▶ _To do_
Read through the records below and copy each line that uses the word "उपलब".

▶ _Exercise inputs_
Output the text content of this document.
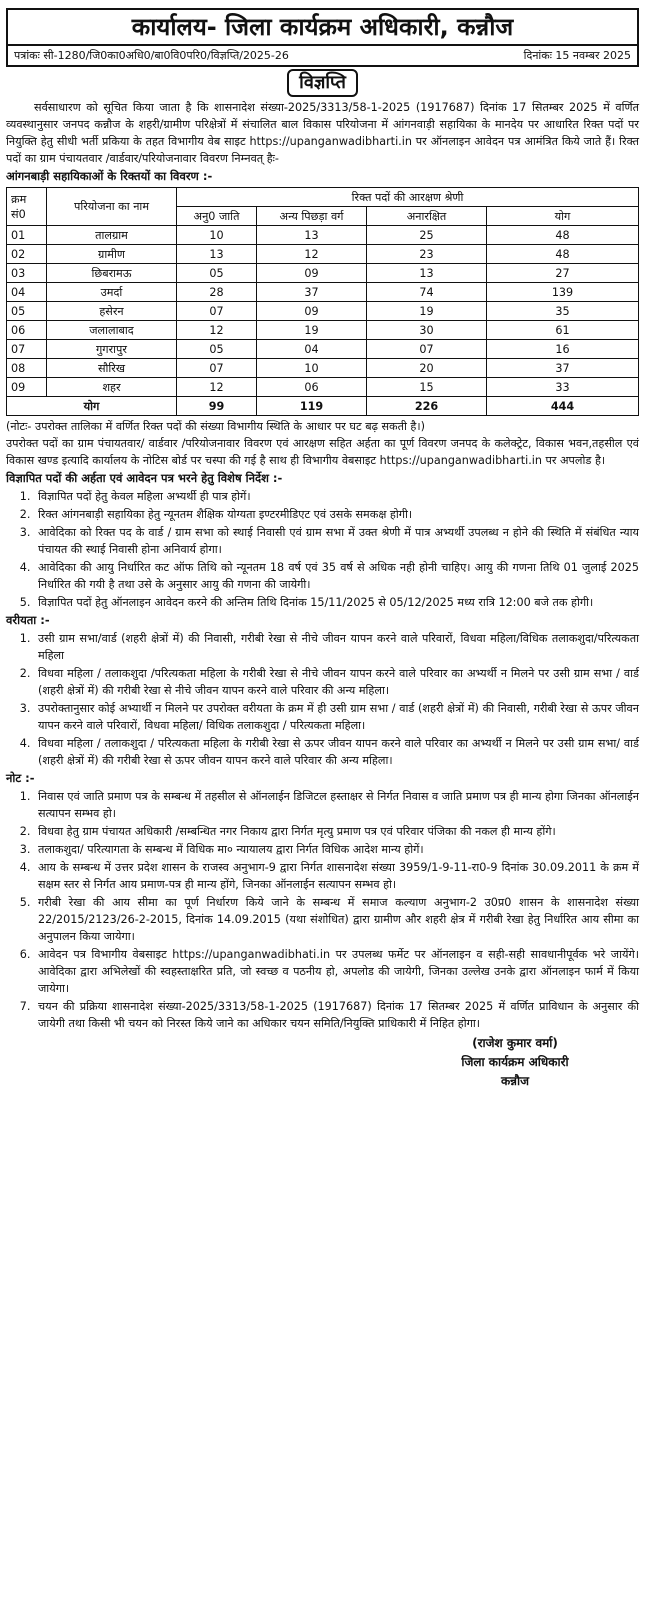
कार्यालय- जिला कार्यक्रम अधिकारी, कन्नौज
पत्रांकः सी-1280/जि0का0अधि0/बा0वि0परि0/विज्ञप्ति/2025-26	दिनांकः 15 नवम्बर 2025
विज्ञप्ति

सर्वसाधारण को सूचित किया जाता है कि शासनादेश संख्या-2025/3313/58-1-2025 (1917687) दिनांक 17 सितम्बर 2025 में वर्णित व्यवस्थानुसार जनपद कन्नौज के शहरी/ग्रामीण परिक्षेत्रों में संचालित बाल विकास परियोजना में आंगनवाड़ी सहायिका के मानदेय पर आधारित रिक्त पदों पर नियुक्ति हेतु सीधी भर्ती प्रकिया के तहत विभागीय वेब साइट https://upanganwadibharti.in पर ऑनलाइन आवेदन पत्र आमंत्रित किये जाते हैं। रिक्त पदों का ग्राम पंचायतवार /वार्डवार/परियोजनावार विवरण निम्नवत् हैः-

आंगनबाड़ी सहायिकाओं के रिक्तयों का विवरण :-
क्रम सं0	परियोजना का नाम	रिक्त पदों की आरक्षण श्रेणी			
		अनु0 जाति	अन्य पिछड़ा वर्ग	अनारक्षित	योग
01	तालग्राम	10	13	25	48
02	ग्रामीण	13	12	23	48
03	छिबरामऊ	05	09	13	27
04	उमर्दा	28	37	74	139
05	हसेरन	07	09	19	35
06	जलालाबाद	12	19	30	61
07	गुगरापुर	05	04	07	16
08	सौरिख	07	10	20	37
09	शहर	12	06	15	33
योग		99	119	226	444

(नोटः- उपरोक्त तालिका में वर्णित रिक्त पदों की संख्या विभागीय स्थिति के आधार पर घट बढ़ सकती है।)

उपरोक्त पदों का ग्राम पंचायतवार/ वार्डवार /परियोजनावार विवरण एवं आरक्षण सहित अर्हता का पूर्ण विवरण जनपद के कलेक्ट्रेट, विकास भवन,तहसील एवं विकास खण्ड इत्यादि कार्यालय के नोटिस बोर्ड पर चस्पा की गई है साथ ही विभागीय वेबसाइट https://upanganwadibharti.in पर अपलोड है।

विज्ञापित पदों की अर्हता एवं आवेदन पत्र भरने हेतु विशेष निर्देश :-
1. विज्ञापित पदों हेतु केवल महिला अभ्यर्थी ही पात्र होगें।
2. रिक्त आंगनबाड़ी सहायिका हेतु न्यूनतम शैक्षिक योग्यता इण्टरमीडिएट एवं उसके समकक्ष होगी।
3. आवेदिका को रिक्त पद के वार्ड / ग्राम सभा को स्थाई निवासी एवं ग्राम सभा में उक्त श्रेणी में पात्र अभ्यर्थी उपलब्ध न होने की स्थिति में संबंधित न्याय पंचायत की स्थाई निवासी होना अनिवार्य होगा।
4. आवेदिका की आयु निर्धारित कट ऑफ तिथि को न्यूनतम 18 वर्ष एवं 35 वर्ष से अधिक नही होनी चाहिए। आयु की गणना तिथि 01 जुलाई 2025 निर्धारित की गयी है तथा उसे के अनुसार आयु की गणना की जायेगी।
5. विज्ञापित पदों हेतु ऑनलाइन आवेदन करने की अन्तिम तिथि दिनांक 15/11/2025 से 05/12/2025 मध्य रात्रि 12:00 बजे तक होगी।
वरीयता :-
1. उसी ग्राम सभा/वार्ड (शहरी क्षेत्रों में) की निवासी, गरीबी रेखा से नीचे जीवन यापन करने वाले परिवारों, विधवा महिला/विधिक तलाकशुदा/परित्यकता महिला
2. विधवा महिला / तलाकशुदा /परित्यकता महिला के गरीबी रेखा से नीचे जीवन यापन करने वाले परिवार का अभ्यर्थी न मिलने पर उसी ग्राम सभा / वार्ड (शहरी क्षेत्रों में) की गरीबी रेखा से नीचे जीवन यापन करने वाले परिवार की अन्य महिला।
3. उपरोक्तानुसार कोई अभ्यार्थी न मिलने पर उपरोक्त वरीयता के क्रम में ही उसी ग्राम सभा / वार्ड (शहरी क्षेत्रों में) की निवासी, गरीबी रेखा से ऊपर जीवन यापन करने वाले परिवारों, विधवा महिला/ विधिक तलाकशुदा / परित्यकता महिला।
4. विधवा महिला / तलाकशुदा / परित्यकता महिला के गरीबी रेखा से ऊपर जीवन यापन करने वाले परिवार का अभ्यर्थी न मिलने पर उसी ग्राम सभा/ वार्ड (शहरी क्षेत्रों में) की गरीबी रेखा से ऊपर जीवन यापन करने वाले परिवार की अन्य महिला।
नोट :-
1. निवास एवं जाति प्रमाण पत्र के सम्बन्ध में तहसील से ऑनलाईन डिजिटल हस्ताक्षर से निर्गत निवास व जाति प्रमाण पत्र ही मान्य होगा जिनका ऑनलाईन सत्यापन सम्भव हो।
2. विधवा हेतु ग्राम पंचायत अधिकारी /सम्बन्धित नगर निकाय द्वारा निर्गत मृत्यु प्रमाण पत्र एवं परिवार पंजिका की नकल ही मान्य होंगे।
3. तलाकशुदा/ परित्यागता के सम्बन्ध में विधिक मा० न्यायालय द्वारा निर्गत विधिक आदेश मान्य होगें।
4. आय के सम्बन्ध में उत्तर प्रदेश शासन के राजस्व अनुभाग-9 द्वारा निर्गत शासनादेश संख्या 3959/1-9-11-रा0-9 दिनांक 30.09.2011 के क्रम में सक्षम स्तर से निर्गत आय प्रमाण-पत्र ही मान्य होंगे, जिनका ऑनलाईन सत्यापन सम्भव हो।
5. गरीबी रेखा की आय सीमा का पूर्ण निर्धारण किये जाने के सम्बन्ध में समाज कल्याण अनुभाग-2 उ0प्र0 शासन के शासनादेश संख्या 22/2015/2123/26-2-2015, दिनांक 14.09.2015 (यथा संशोधित) द्वारा ग्रामीण और शहरी क्षेत्र में गरीबी रेखा हेतु निर्धारित आय सीमा का अनुपालन किया जायेगा।
6. आवेदन पत्र विभागीय वेबसाइट https://upanganwadibhati.in पर उपलब्ध फर्मेट पर ऑनलाइन व सही-सही सावधानीपूर्वक भरे जायेंगे। आवेदिका द्वारा अभिलेखों की स्वहस्ताक्षरित प्रति, जो स्वच्छ व पठनीय हो, अपलोड की जायेगी, जिनका उल्लेख उनके द्वारा ऑनलाइन फार्म में किया जायेगा।
7. चयन की प्रक्रिया शासनादेश संख्या-2025/3313/58-1-2025 (1917687) दिनांक 17 सितम्बर 2025 में वर्णित प्राविधान के अनुसार की जायेगी तथा किसी भी चयन को निरस्त किये जाने का अधिकार चयन समिति/नियुक्ति प्राधिकारी में निहित होगा।
(राजेश कुमार वर्मा)
जिला कार्यक्रम अधिकारी
कन्नौज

▶ _Correct response_
3. आवेदिका को रिक्त पद के वार्ड / ग्राम सभा को स्थाई निवासी एवं ग्राम सभा में उक्त श्रेणी में पात्र अभ्यर्थी उपलब्ध न होने की स्थिति में संबंधित न्याय पंचायत की स्थाई निवासी होना अनिवार्य होगा।
6. आवेदन पत्र विभागीय वेबसाइट https://upanganwadibhati.in पर उपलब्ध फर्मेट पर ऑनलाइन व सही-सही सावधानीपूर्वक भरे जायेंगे। आवेदिका द्वारा अभिलेखों की स्वहस्ताक्षरित प्रति, जो स्वच्छ व पठनीय हो, अपलोड की जायेगी, जिनका उल्लेख उनके द्वारा ऑनलाइन फार्म में किया जायेगा।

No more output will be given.